Extracted records:
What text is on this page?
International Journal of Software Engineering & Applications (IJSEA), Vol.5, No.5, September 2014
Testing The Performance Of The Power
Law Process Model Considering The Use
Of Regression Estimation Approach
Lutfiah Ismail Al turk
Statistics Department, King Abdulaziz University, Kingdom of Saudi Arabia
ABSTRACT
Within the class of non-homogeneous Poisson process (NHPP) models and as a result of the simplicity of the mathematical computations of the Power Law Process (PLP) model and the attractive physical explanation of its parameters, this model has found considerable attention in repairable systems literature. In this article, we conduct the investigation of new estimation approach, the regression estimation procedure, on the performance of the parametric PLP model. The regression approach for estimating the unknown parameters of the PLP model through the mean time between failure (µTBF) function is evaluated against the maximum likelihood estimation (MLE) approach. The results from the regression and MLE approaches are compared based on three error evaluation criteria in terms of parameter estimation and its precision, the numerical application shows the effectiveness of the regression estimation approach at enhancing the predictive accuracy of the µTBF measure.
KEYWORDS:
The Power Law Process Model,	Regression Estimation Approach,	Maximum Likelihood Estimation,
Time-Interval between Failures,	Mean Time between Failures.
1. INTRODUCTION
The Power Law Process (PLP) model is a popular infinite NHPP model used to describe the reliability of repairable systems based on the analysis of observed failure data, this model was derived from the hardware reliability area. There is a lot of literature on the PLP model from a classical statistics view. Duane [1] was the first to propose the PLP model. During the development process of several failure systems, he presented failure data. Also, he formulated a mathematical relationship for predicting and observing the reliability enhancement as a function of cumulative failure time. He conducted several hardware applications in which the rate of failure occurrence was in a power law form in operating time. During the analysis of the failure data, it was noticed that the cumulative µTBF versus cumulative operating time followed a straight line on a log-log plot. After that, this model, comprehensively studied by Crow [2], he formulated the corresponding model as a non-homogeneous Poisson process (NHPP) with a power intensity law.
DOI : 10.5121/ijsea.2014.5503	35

* _Task statement_
Copy out every line of the data above, exactly as given.

* _Complete response_
What text is on this page?
International Journal of Software Engineering & Applications (IJSEA), Vol.5, No.5, September 2014
Testing The Performance Of The Power
Law Process Model Considering The Use
Of Regression Estimation Approach
Lutfiah Ismail Al turk
Statistics Department, King Abdulaziz University, Kingdom of Saudi Arabia
ABSTRACT
Within the class of non-homogeneous Poisson process (NHPP) models and as a result of the simplicity of the mathematical computations of the Power Law Process (PLP) model and the attractive physical explanation of its parameters, this model has found considerable attention in repairable systems literature. In this article, we conduct the investigation of new estimation approach, the regression estimation procedure, on the performance of the parametric PLP model. The regression approach for estimating the unknown parameters of the PLP model through the mean time between failure (µTBF) function is evaluated against the maximum likelihood estimation (MLE) approach. The results from the regression and MLE approaches are compared based on three error evaluation criteria in terms of parameter estimation and its precision, the numerical application shows the effectiveness of the regression estimation approach at enhancing the predictive accuracy of the µTBF measure.
KEYWORDS:
The Power Law Process Model,	Regression Estimation Approach,	Maximum Likelihood Estimation,
Time-Interval between Failures,	Mean Time between Failures.
1. INTRODUCTION
The Power Law Process (PLP) model is a popular infinite NHPP model used to describe the reliability of repairable systems based on the analysis of observed failure data, this model was derived from the hardware reliability area. There is a lot of literature on the PLP model from a classical statistics view. Duane [1] was the first to propose the PLP model. During the development process of several failure systems, he presented failure data. Also, he formulated a mathematical relationship for predicting and observing the reliability enhancement as a function of cumulative failure time. He conducted several hardware applications in which the rate of failure occurrence was in a power law form in operating time. During the analysis of the failure data, it was noticed that the cumulative µTBF versus cumulative operating time followed a straight line on a log-log plot. After that, this model, comprehensively studied by Crow [2], he formulated the corresponding model as a non-homogeneous Poisson process (NHPP) with a power intensity law.
DOI : 10.5121/ijsea.2014.5503	35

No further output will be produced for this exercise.